SUPPLIED ENTRIES
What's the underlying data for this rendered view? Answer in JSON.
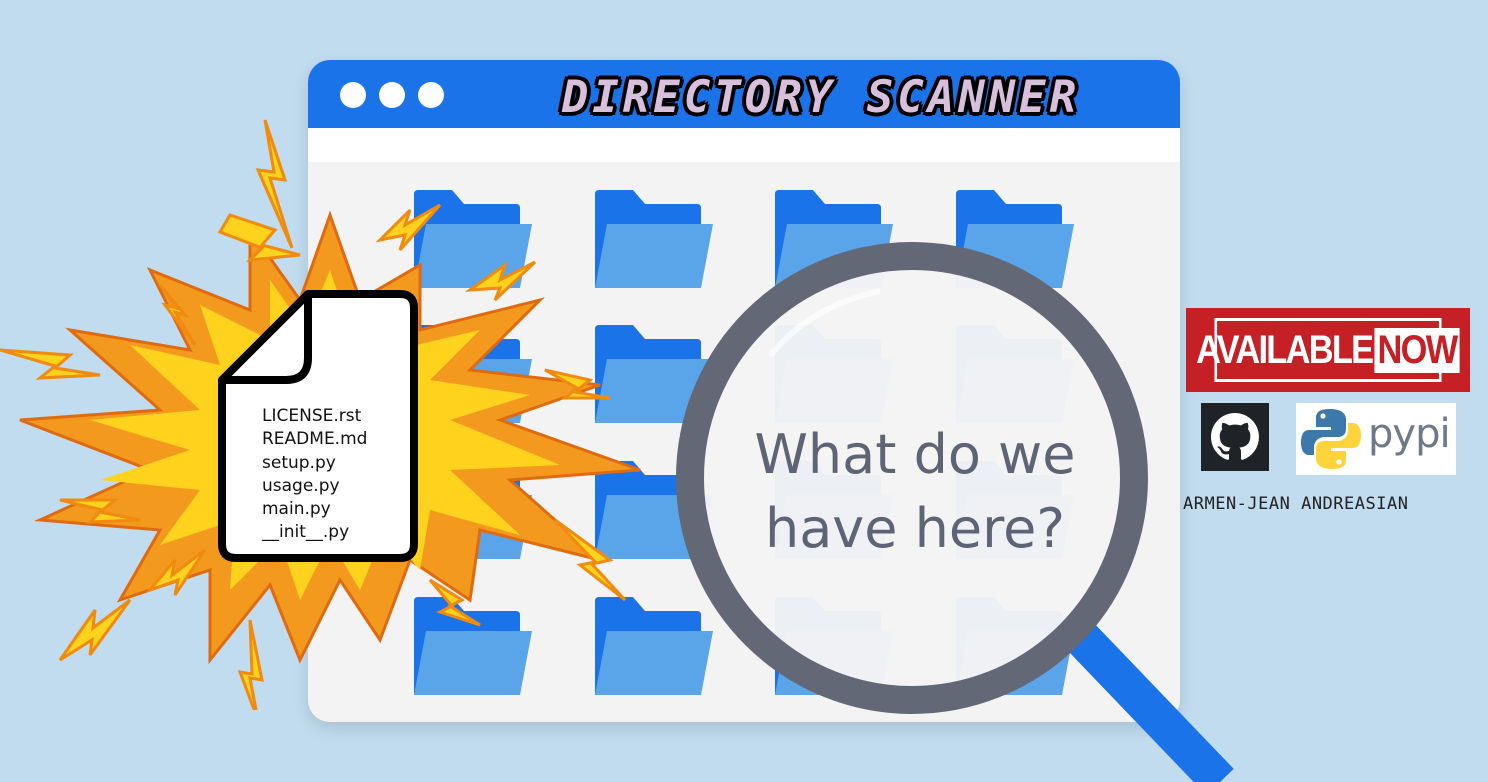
{
  "window": {
    "title": "Directory Scanner",
    "colors": {
      "titlebar": "#1a73e8",
      "folder_back": "#1a73e8",
      "folder_front": "#5aa4ea"
    }
  },
  "file_card": {
    "files": [
      "LICENSE.rst",
      "README.md",
      "setup.py",
      "usage.py",
      "main.py",
      "__init__.py"
    ]
  },
  "magnifier": {
    "line1": "What do we",
    "line2": "have here?"
  },
  "badge": {
    "part1": "AVAILABLE",
    "part2": "NOW",
    "color": "#c42026"
  },
  "links": {
    "github_icon": "github-icon",
    "pypi_label": "pypi",
    "python_icon": "python-icon"
  },
  "author": "Armen-Jean Andreasian"
}
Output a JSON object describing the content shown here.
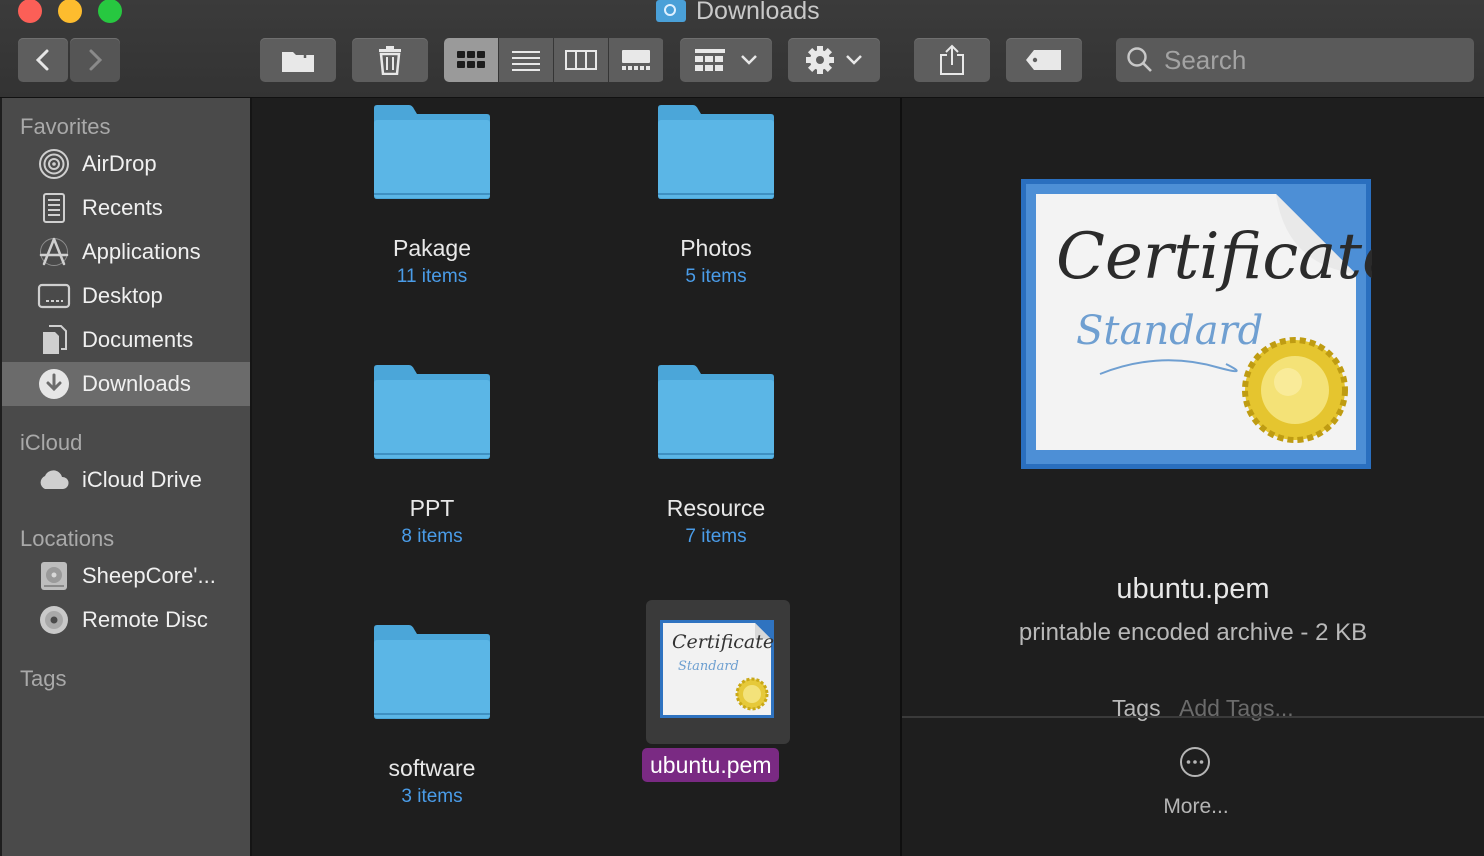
{
  "window": {
    "title": "Downloads"
  },
  "toolbar": {
    "search_placeholder": "Search"
  },
  "sidebar": {
    "favorites_header": "Favorites",
    "favorites": [
      {
        "label": "AirDrop",
        "icon": "airdrop-icon"
      },
      {
        "label": "Recents",
        "icon": "recents-icon"
      },
      {
        "label": "Applications",
        "icon": "applications-icon"
      },
      {
        "label": "Desktop",
        "icon": "desktop-icon"
      },
      {
        "label": "Documents",
        "icon": "documents-icon"
      },
      {
        "label": "Downloads",
        "icon": "downloads-icon",
        "selected": true
      }
    ],
    "icloud_header": "iCloud",
    "icloud": [
      {
        "label": "iCloud Drive",
        "icon": "cloud-icon"
      }
    ],
    "locations_header": "Locations",
    "locations": [
      {
        "label": "SheepCore'...",
        "icon": "hard-disk-icon"
      },
      {
        "label": "Remote Disc",
        "icon": "optical-disc-icon"
      }
    ],
    "tags_header": "Tags"
  },
  "files": [
    {
      "name": "Pakage",
      "count": "11 items",
      "kind": "folder"
    },
    {
      "name": "Photos",
      "count": "5 items",
      "kind": "folder"
    },
    {
      "name": "PPT",
      "count": "8 items",
      "kind": "folder"
    },
    {
      "name": "Resource",
      "count": "7 items",
      "kind": "folder"
    },
    {
      "name": "software",
      "count": "3 items",
      "kind": "folder"
    },
    {
      "name": "ubuntu.pem",
      "kind": "certificate",
      "selected": true
    }
  ],
  "preview": {
    "cert_title": "Certificate",
    "cert_subtitle": "Standard",
    "filename": "ubuntu.pem",
    "kind": "printable encoded archive - 2 KB",
    "tags_label": "Tags",
    "tags_placeholder": "Add Tags...",
    "more_label": "More..."
  },
  "colors": {
    "selection_label": "#7a2a83",
    "item_count": "#4a9ce8",
    "folder": "#5bb6e6"
  }
}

TASK STATEMENT
The data above needs to be retyped exactly, with the images left out.

SOLUTION
What's the underlying data for this rendered view? Answer in JSON.
{
  "window": {
    "title": "Directory Scanner",
    "colors": {
      "titlebar": "#1a73e8",
      "folder_back": "#1a73e8",
      "folder_front": "#5aa4ea"
    }
  },
  "file_card": {
    "files": [
      "LICENSE.rst",
      "README.md",
      "setup.py",
      "usage.py",
      "main.py",
      "__init__.py"
    ]
  },
  "magnifier": {
    "line1": "What do we",
    "line2": "have here?"
  },
  "badge": {
    "part1": "AVAILABLE",
    "part2": "NOW",
    "color": "#c42026"
  },
  "links": {
    "github_icon": "github-icon",
    "pypi_label": "pypi",
    "python_icon": "python-icon"
  },
  "author": "Armen-Jean Andreasian"
}
Output a JSON object describing the content shown here.
{
  "window": {
    "title": "Downloads"
  },
  "toolbar": {
    "search_placeholder": "Search"
  },
  "sidebar": {
    "favorites_header": "Favorites",
    "favorites": [
      {
        "label": "AirDrop",
        "icon": "airdrop-icon"
      },
      {
        "label": "Recents",
        "icon": "recents-icon"
      },
      {
        "label": "Applications",
        "icon": "applications-icon"
      },
      {
        "label": "Desktop",
        "icon": "desktop-icon"
      },
      {
        "label": "Documents",
        "icon": "documents-icon"
      },
      {
        "label": "Downloads",
        "icon": "downloads-icon",
        "selected": true
      }
    ],
    "icloud_header": "iCloud",
    "icloud": [
      {
        "label": "iCloud Drive",
        "icon": "cloud-icon"
      }
    ],
    "locations_header": "Locations",
    "locations": [
      {
        "label": "SheepCore'...",
        "icon": "hard-disk-icon"
      },
      {
        "label": "Remote Disc",
        "icon": "optical-disc-icon"
      }
    ],
    "tags_header": "Tags"
  },
  "files": [
    {
      "name": "Pakage",
      "count": "11 items",
      "kind": "folder"
    },
    {
      "name": "Photos",
      "count": "5 items",
      "kind": "folder"
    },
    {
      "name": "PPT",
      "count": "8 items",
      "kind": "folder"
    },
    {
      "name": "Resource",
      "count": "7 items",
      "kind": "folder"
    },
    {
      "name": "software",
      "count": "3 items",
      "kind": "folder"
    },
    {
      "name": "ubuntu.pem",
      "kind": "certificate",
      "selected": true
    }
  ],
  "preview": {
    "cert_title": "Certificate",
    "cert_subtitle": "Standard",
    "filename": "ubuntu.pem",
    "kind": "printable encoded archive - 2 KB",
    "tags_label": "Tags",
    "tags_placeholder": "Add Tags...",
    "more_label": "More..."
  },
  "colors": {
    "selection_label": "#7a2a83",
    "item_count": "#4a9ce8",
    "folder": "#5bb6e6"
  }
}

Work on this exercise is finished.